··· EXTRACTED MATERIAL ···

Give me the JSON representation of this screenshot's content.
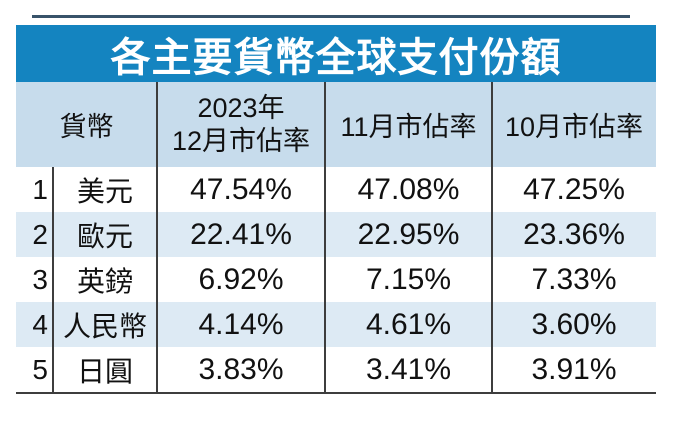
{
  "colors": {
    "title_bg": "#1484c0",
    "title_text": "#ffffff",
    "header_bg": "#c7dcec",
    "stripe_bg": "#ddeaf4",
    "row_bg": "#ffffff",
    "border_line": "#3d3d3d",
    "body_text": "#111111"
  },
  "table": {
    "title": "各主要貨幣全球支付份額",
    "header": {
      "currency": "貨幣",
      "dec_line1": "2023年",
      "dec_line2": "12月市佔率",
      "nov": "11月市佔率",
      "oct": "10月市佔率"
    },
    "rows": [
      {
        "rank": "1",
        "name": "美元",
        "dec": "47.54%",
        "nov": "47.08%",
        "oct": "47.25%"
      },
      {
        "rank": "2",
        "name": "歐元",
        "dec": "22.41%",
        "nov": "22.95%",
        "oct": "23.36%"
      },
      {
        "rank": "3",
        "name": "英鎊",
        "dec": "6.92%",
        "nov": "7.15%",
        "oct": "7.33%"
      },
      {
        "rank": "4",
        "name": "人民幣",
        "dec": "4.14%",
        "nov": "4.61%",
        "oct": "3.60%"
      },
      {
        "rank": "5",
        "name": "日圓",
        "dec": "3.83%",
        "nov": "3.41%",
        "oct": "3.91%"
      }
    ]
  },
  "chart_data": {
    "type": "table",
    "title": "各主要貨幣全球支付份額",
    "categories": [
      "美元",
      "歐元",
      "英鎊",
      "人民幣",
      "日圓"
    ],
    "ranks": [
      1,
      2,
      3,
      4,
      5
    ],
    "series": [
      {
        "name": "2023年12月市佔率",
        "values": [
          47.54,
          22.41,
          6.92,
          4.14,
          3.83
        ]
      },
      {
        "name": "11月市佔率",
        "values": [
          47.08,
          22.95,
          7.15,
          4.61,
          3.41
        ]
      },
      {
        "name": "10月市佔率",
        "values": [
          47.25,
          23.36,
          7.33,
          3.6,
          3.91
        ]
      }
    ],
    "unit": "%"
  }
}
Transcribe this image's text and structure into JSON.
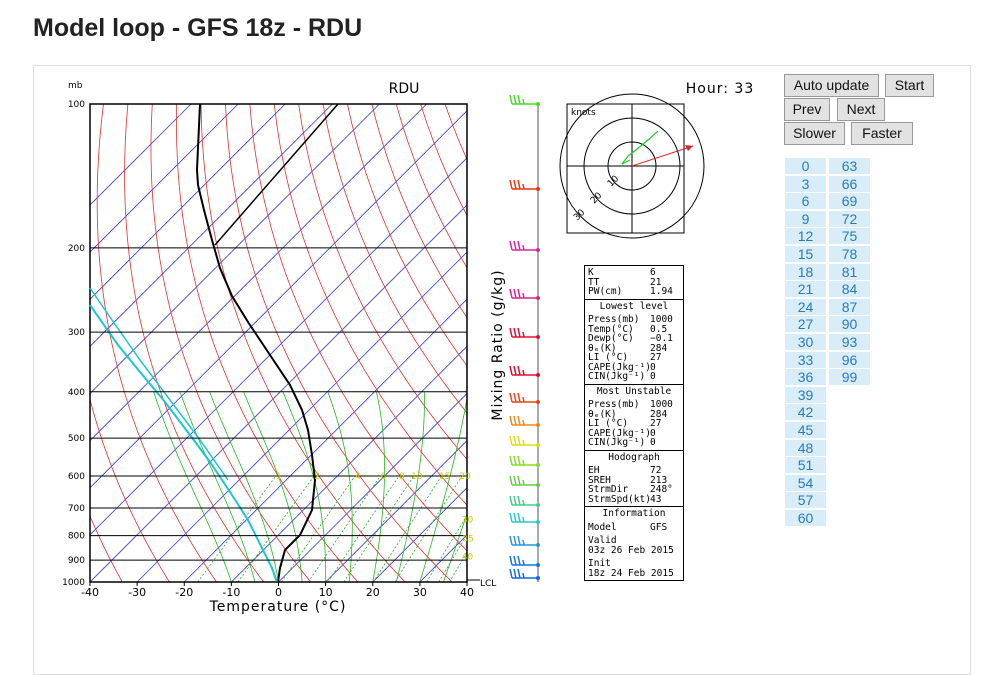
{
  "header": {
    "title": "Model loop - GFS 18z - RDU"
  },
  "buttons": [
    "Auto update",
    "Start",
    "Prev",
    "Next",
    "Slower",
    "Faster"
  ],
  "hours": {
    "column_1": [
      0,
      3,
      6,
      9,
      12,
      15,
      18,
      21,
      24,
      27,
      30,
      33,
      36,
      39,
      42,
      45,
      48,
      51,
      54,
      57,
      60
    ],
    "column_2": [
      63,
      66,
      69,
      72,
      75,
      78,
      81,
      84,
      87,
      90,
      93,
      96,
      99
    ]
  },
  "skewt": {
    "station": "RDU",
    "hour_label": "Hour: 33",
    "pressure_unit": "mb",
    "pressure_levels": [
      100,
      200,
      300,
      400,
      500,
      600,
      700,
      800,
      900,
      1000
    ],
    "temperatures": [
      -40,
      -30,
      -20,
      -10,
      0,
      10,
      20,
      30,
      40
    ],
    "x_label": "Temperature (°C)",
    "mixing_ratio_label": "Mixing Ratio (g/kg)",
    "mixing_ratios": [
      1,
      2,
      4,
      6,
      8,
      10,
      15,
      20,
      30,
      35,
      40
    ],
    "lcl_label": "LCL",
    "hodograph": {
      "unit": "knots",
      "rings": [
        10,
        20,
        30
      ]
    }
  },
  "indices": {
    "sections": [
      {
        "rows": [
          [
            "K",
            "6"
          ],
          [
            "TT",
            "21"
          ],
          [
            "PW(cm)",
            "1.94"
          ]
        ]
      },
      {
        "title": "Lowest level",
        "rows": [
          [
            "Press(mb)",
            "1000"
          ],
          [
            "Temp(°C)",
            "0.5"
          ],
          [
            "Dewp(°C)",
            "−0.1"
          ],
          [
            "θₑ(K)",
            "284"
          ],
          [
            "LI (°C)",
            "27"
          ],
          [
            "CAPE(Jkg⁻¹)",
            "0"
          ],
          [
            "CIN(Jkg⁻¹)",
            "0"
          ]
        ]
      },
      {
        "title": "Most Unstable",
        "rows": [
          [
            "Press(mb)",
            "1000"
          ],
          [
            "θₑ(K)",
            "284"
          ],
          [
            "LI (°C)",
            "27"
          ],
          [
            "CAPE(Jkg⁻¹)",
            "0"
          ],
          [
            "CIN(Jkg⁻¹)",
            "0"
          ]
        ]
      },
      {
        "title": "Hodograph",
        "rows": [
          [
            "EH",
            "72"
          ],
          [
            "SREH",
            "213"
          ],
          [
            "StrmDir",
            "248°"
          ],
          [
            "StrmSpd(kt)",
            "43"
          ]
        ]
      },
      {
        "title": "Information",
        "rows": [
          [
            "Model",
            "GFS"
          ],
          [
            "Valid",
            "03z 26 Feb 2015"
          ],
          [
            "Init",
            "18z 24 Feb 2015"
          ]
        ]
      }
    ]
  }
}
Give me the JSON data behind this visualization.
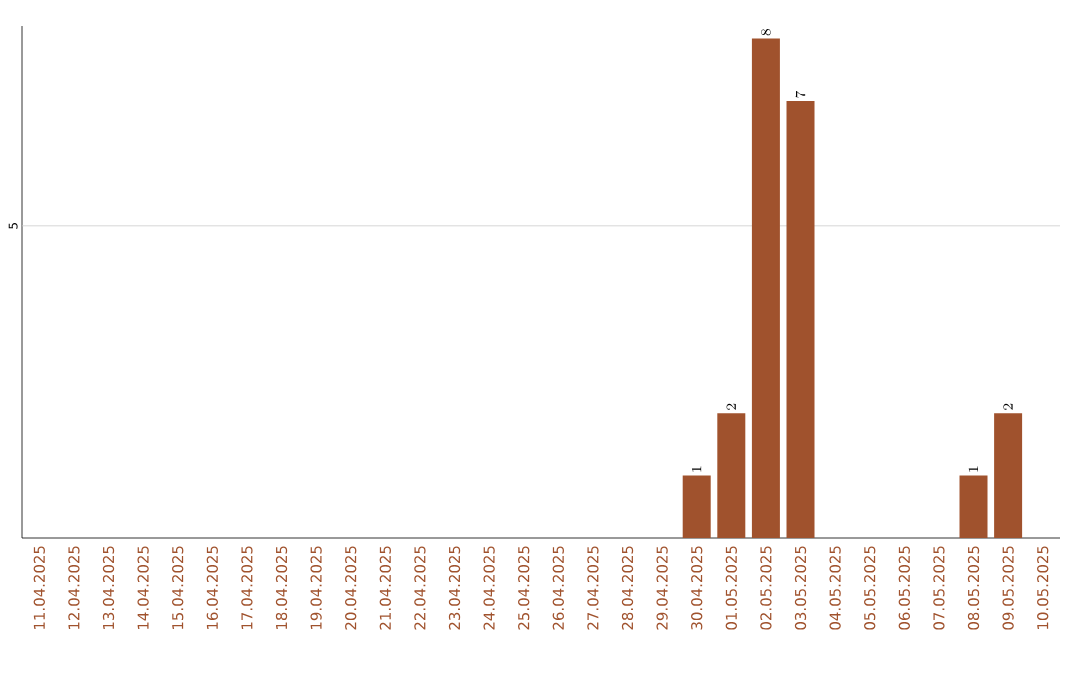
{
  "chart_data": {
    "type": "bar",
    "categories": [
      "11.04.2025",
      "12.04.2025",
      "13.04.2025",
      "14.04.2025",
      "15.04.2025",
      "16.04.2025",
      "17.04.2025",
      "18.04.2025",
      "19.04.2025",
      "20.04.2025",
      "21.04.2025",
      "22.04.2025",
      "23.04.2025",
      "24.04.2025",
      "25.04.2025",
      "26.04.2025",
      "27.04.2025",
      "28.04.2025",
      "29.04.2025",
      "30.04.2025",
      "01.05.2025",
      "02.05.2025",
      "03.05.2025",
      "04.05.2025",
      "05.05.2025",
      "06.05.2025",
      "07.05.2025",
      "08.05.2025",
      "09.05.2025",
      "10.05.2025"
    ],
    "values": [
      null,
      null,
      null,
      null,
      null,
      null,
      null,
      null,
      null,
      null,
      null,
      null,
      null,
      null,
      null,
      null,
      null,
      null,
      null,
      1,
      2,
      8,
      7,
      null,
      null,
      null,
      null,
      1,
      2,
      null
    ],
    "data_labels": true,
    "color": "#a0522d",
    "ref_lines": [
      {
        "axis": "y",
        "value": 5,
        "label": "5",
        "color": "#cccccc"
      }
    ]
  }
}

···

**TASK GOAL**
With the pictures left out, please output each line from the one containing "Give me the JSON data" through the end of the entries, exactly as it is.

**CORRECT OUTPUT**
Give me the JSON data behind this visualization.
{
  "chart_data": {
    "type": "bar",
    "categories": [
      "11.04.2025",
      "12.04.2025",
      "13.04.2025",
      "14.04.2025",
      "15.04.2025",
      "16.04.2025",
      "17.04.2025",
      "18.04.2025",
      "19.04.2025",
      "20.04.2025",
      "21.04.2025",
      "22.04.2025",
      "23.04.2025",
      "24.04.2025",
      "25.04.2025",
      "26.04.2025",
      "27.04.2025",
      "28.04.2025",
      "29.04.2025",
      "30.04.2025",
      "01.05.2025",
      "02.05.2025",
      "03.05.2025",
      "04.05.2025",
      "05.05.2025",
      "06.05.2025",
      "07.05.2025",
      "08.05.2025",
      "09.05.2025",
      "10.05.2025"
    ],
    "values": [
      null,
      null,
      null,
      null,
      null,
      null,
      null,
      null,
      null,
      null,
      null,
      null,
      null,
      null,
      null,
      null,
      null,
      null,
      null,
      1,
      2,
      8,
      7,
      null,
      null,
      null,
      null,
      1,
      2,
      null
    ],
    "data_labels": true,
    "color": "#a0522d",
    "ref_lines": [
      {
        "axis": "y",
        "value": 5,
        "label": "5",
        "color": "#cccccc"
      }
    ]
  }
}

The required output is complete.